━━ Quoted passage

2. PRICE RISK MANAGEMENT - The Registrant utilizes futures contracts, option
   contracts and swap agreements as hedges to manage variability of diesel fuel
   costs.  Gains and losses on these contracts are recognized upon delivery of
   the commodity.  The Registrant has purchased fixed price contracts to hedge
   approximately 4 percent of its remaining 1995 diesel fuel consumption at
   approximately $0.46 per gallon.  Credit risk related to these activities is
   minimal.

3. CONTINGENCIES - There are various lawsuits pending against the Registrant and
   certain of its subsidiaries.  The Registrant is also subject to Federal,
   state and local environmental laws and regulations and is currently
   participating in the investigation and remediation of numerous sites.  Where
   the remediation costs can be reasonably determined, and where such
   remediation is probable, the Registrant has recorded a liability.  The
   Registrant does not expect that the lawsuits or environmental costs will have
   a material adverse effect on its consolidated financial condition or its
   results of operations.

<PAGE> 6
        MISSOURI PACIFIC RAILROAD COMPANY AND SUBSIDIARY COMPANIES

       MANAGEMENT'S NARRATIVE ANALYSIS OF THE RESULTS OF OPERATIONS
         Six Months Ended June 30, 1995 Compared to June 30, 1994
         --------------------------------------------------------

Operating Revenues
------------------
   Operating revenues grew $21 million (2%) to $1.18 billion, primarily
reflecting a 2% gain in carloadings, partially offset by a 2% decline in average
revenue per car.  Commodity groups showing year-over-year carloadings 
improvement included energy (10%), automotive (7%) and chemicals (4%), while 
declines occurred in intermodal (5%), metals and minerals (4%), food/consumer/
government (3%), grain (3%) and forest (3%).  

Operating Expenses
------------------
   Operating expenses totaled $929 million, $2 million (less than 1%) lower than
a year ago.  The increase in fuel and utilities costs ($3 million) reflects a
rise in average diesel fuel prices and growth in gross ton-miles, partly offset
by a lower consumption rate.  Salaries, wages and employee benefits increased $5
million due to higher volumes, benefits inflation and activity relating to
flooding problems in May and June of 1995.  Depreciation expense increased $3
million because of continued investment in capacity.  Equipment and other rents
decreased $10 million, as higher volumes were more than offset by increased car
hire rates.  Material and supply costs also decreased $3 million.

Operating Income
----------------
   Operating income increased $23 million (10%) to $249 million.  Volume
improvements and the slight reduction in operating costs accounted for the rise
in operating income.

Other Changes
-------------
   Interest expense decreased $5 million as a result of lower interest on
equipment trust obligations.  Other income increased $9 million, primarily due
to payments from Southern Pacific Rail Corporation for trackage rights.

━━━━
━━ Information provided

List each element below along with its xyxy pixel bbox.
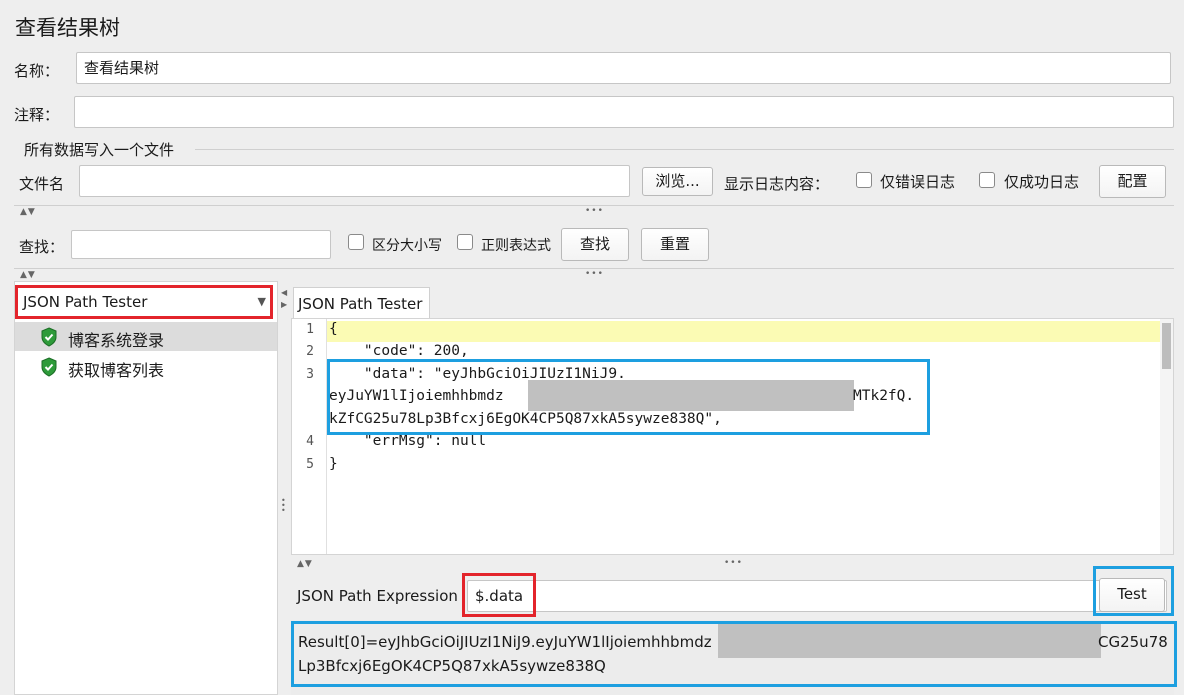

━━━━

* **Task 1**
According to the Missouri Pacific Railroad financial report, by how much did operating income rise in the first six months of 1995, and what did it reach?
* **Task 2**
Write the next part of the Missouri Pacific Railroad financial report, starting after its final sentence about trackage rights payments.

* **Exercise answer 1**
Operating income rose $23 million (10%) to $249 million.

* **Exercise answer 2**
<PAGE> 7
PART II.  OTHER INFORMATION                                                
---------------------------

Item 5. OTHER INFORMATION
        -----------------

UNION PACIFIC CORPORATION (the "Corporation" OR "UPC") ACQUISITION OF SOUTHERN
PACIFIC RAIL CORPORATION ("Southern Pacific") - On August 3, 1995, UPC, the
parent of the Registrant, and Southern Pacific entered into a definitive merger
agreement (the "Merger Agreement") providing for the acquisition of Southern
Pacific by UPC (the "Southern Pacific Transaction").  Under the terms of the
Merger Agreement, UPC commenced a first-step cash tender offer for up to 25% of
the outstanding shares of common stock of Southern Pacific (the "Shares") at a
price of $25.00 per Share.  Promptly upon purchase of Shares pursuant to the
tender offer, such Shares will be deposited in an independent voting trust in
accordance with a voting trust agreement with Southwest Bank of St. Louis.  Such
Shares shall remain in the voting trust pending a decision of the Interstate
Commerce Commission (the "ICC") on the Southern Pacific Transaction.  Following
approval of the Southern Pacific Transaction by the ICC and the satisfaction of
certain other conditions, including the approval by Southern Pacific
shareholders, Southern Pacific will be merged into a subsidiary of UPC (the
"Merger").  Upon completion of the Merger, each share of Southern Pacific stock
will be converted, at the holder's election, subject to proration, into the 
right to receive $25.00 in cash or 0.4065 shares of common stock of UPC.  As a 
result of the Southern Pacific Transaction, 60% of the Shares outstanding 
immediately prior to the Merger will be converted into shares of common stock of
UPC, with the remaining 40% of the outstanding Shares, including the Shares 
acquired in the tender offer, being acquired for cash.  An application seeking 
approval of the Southern Pacific Transaction is expected to be filed with the 
ICC no later than December 1, 1995.  The ICC is required by law to render a 
decision on such application within 31 months of the filing of a completed 
application; however, the ICC has announced that its policy is to act on 
applications of this type within six months of filing.

In a separate transaction, UPC plans to exit its natural resources business.  
The plan includes an initial public offering ("IPO") by Union Pacific Resources 
Group Inc. ("UPRG") of newly issued shares constituting up to 17.25% of its 
common stock.  Following the IPO, subject to the receipt of a favorable ruling 
from the Internal Revenue Service expected in 1996, UPC intends to distribute 
the remaining common stock of UPRG on a tax-free basis pro rata to the 
Corporation's shareholders.  To enable Southern Pacific shareholders who elect 
to receive UPC shares in such Merger to participate in the distribution of the 
shares of UPRG, UPC has agreed with Southern Pacific that the record date for 
such distribution shall not occur until the earlier of (1) consummation of the 
Merger and (2) termination of the Merger Agreement.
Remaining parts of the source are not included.